PASSAGE EXTRAIT |
====

Au final ce qui se passe dans ma tête est compliqué, ma vie de famille est compliquée, c’est pourquoi j’ai toujours aspiré à plus de simplicité, à être « comme tout le monde » (si on peut encore dire ça) et à étouffer toute complication.
Mais il faut accepter les complications et y faire face en prenant du recul. Je suis qui je suis aujourd’hui notamment à cause ou grâce à ces complications, c’est ce qui fait ma différence. Vous savez si je critique tant les normes, choses qui peut être agaçante à la fin, ce n’est par esprit rebelle de contestation à la con. C’est juste que les normes m’ont souvent fait souffrir, parce que je n’ai pas une vie « normale ». J’aime croire que je n’ai pas une vie anormale pour autant. J’aime plutôt croire que j’ai une vie hors-normes, parce qu’elle sort de l’ordinaire après tout..
Alors si je me débrouille bien, elle peut peut-être devenir extra-ordinaire, qui sait ?
Bonne fête à toutes les mamans évidemment, mais je finirai en souhaitant surtout bonne fête à tous les gens qui apportent beaucoup d’amour à un enfant qui en a besoin.

====

LIGNES DE DONNÉES |
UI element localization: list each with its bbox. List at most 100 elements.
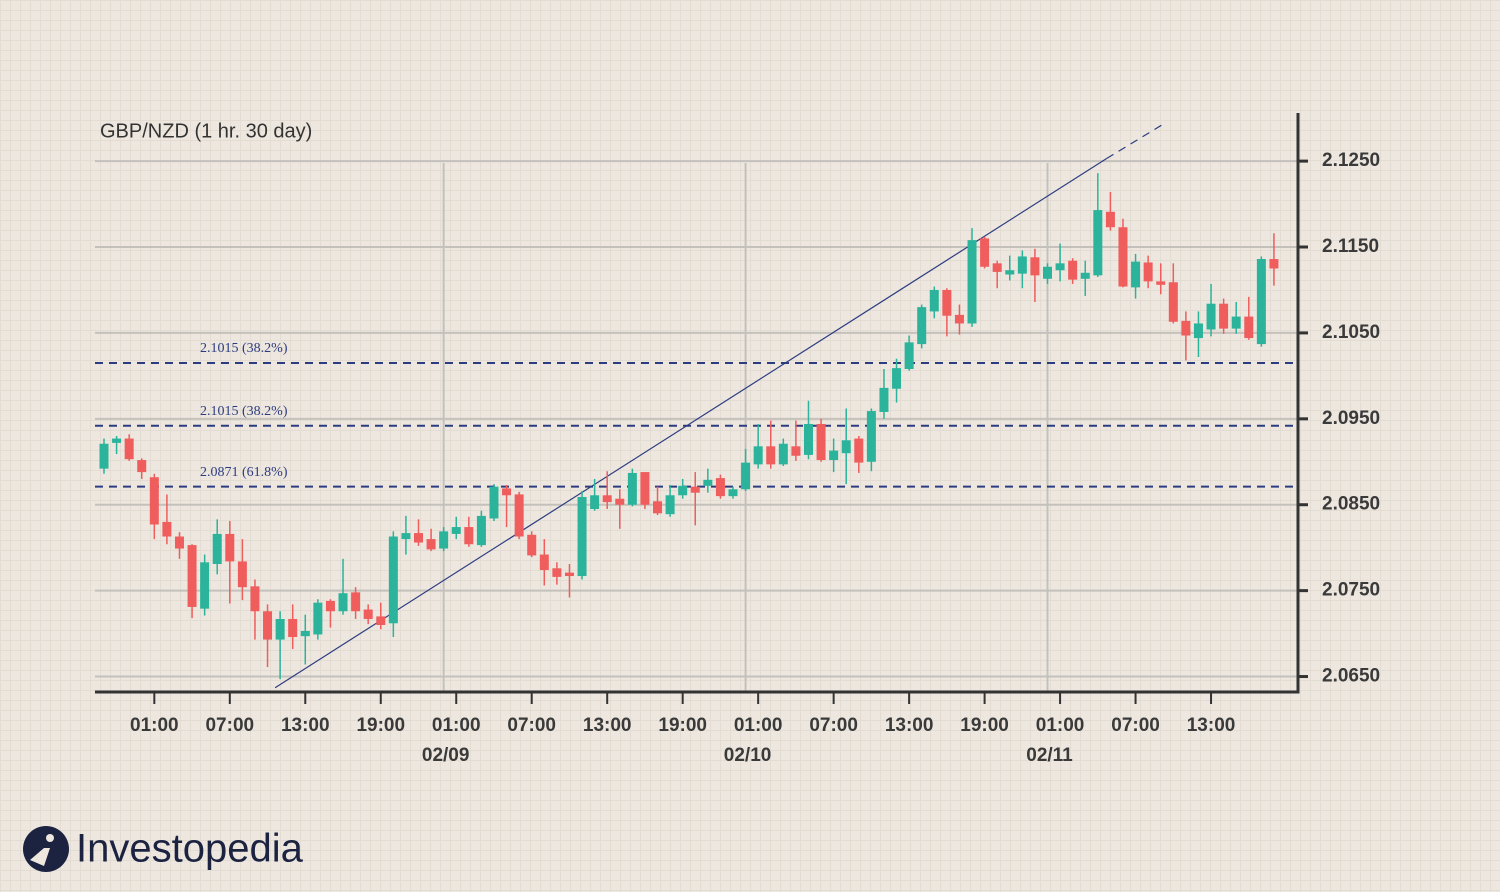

====

CONSIGNES |
1. Répondez aux questions suivantes d'après l'extrait, en une courte phrase chacune :
(a) À quoi la personne qui écrit a-t-elle toujours aspiré ?
(b) Pourquoi les normes l'ont-elles souvent fait souffrir ?
(c) À qui souhaite-t-elle surtout bonne fête à la fin de l'extrait ?
2. Résumez l'extrait en deux phrases.
Le listing n'a aucun lien avec l'extrait.

CORRIGÉ DES EXERCICES |
1.
(a) Elle a toujours aspiré à plus de simplicité, à être « comme tout le monde » et à étouffer toute complication.
(b) Les normes l'ont souvent fait souffrir parce qu'elle n'a pas une vie « normale ».
(c) Elle souhaite surtout bonne fête à tous les gens qui apportent beaucoup d'amour à un enfant qui en a besoin.

2. Avec une vie intérieure et familiale compliquée, la personne qui écrit a toujours aspiré à plus de simplicité, mais elle juge qu'il faut accepter ces complications, qui font sa différence, et voit sa vie comme hors-normes plutôt qu'anormale. Elle termine en souhaitant bonne fête aux mamans et surtout à tous ceux qui apportent beaucoup d'amour à un enfant qui en a besoin.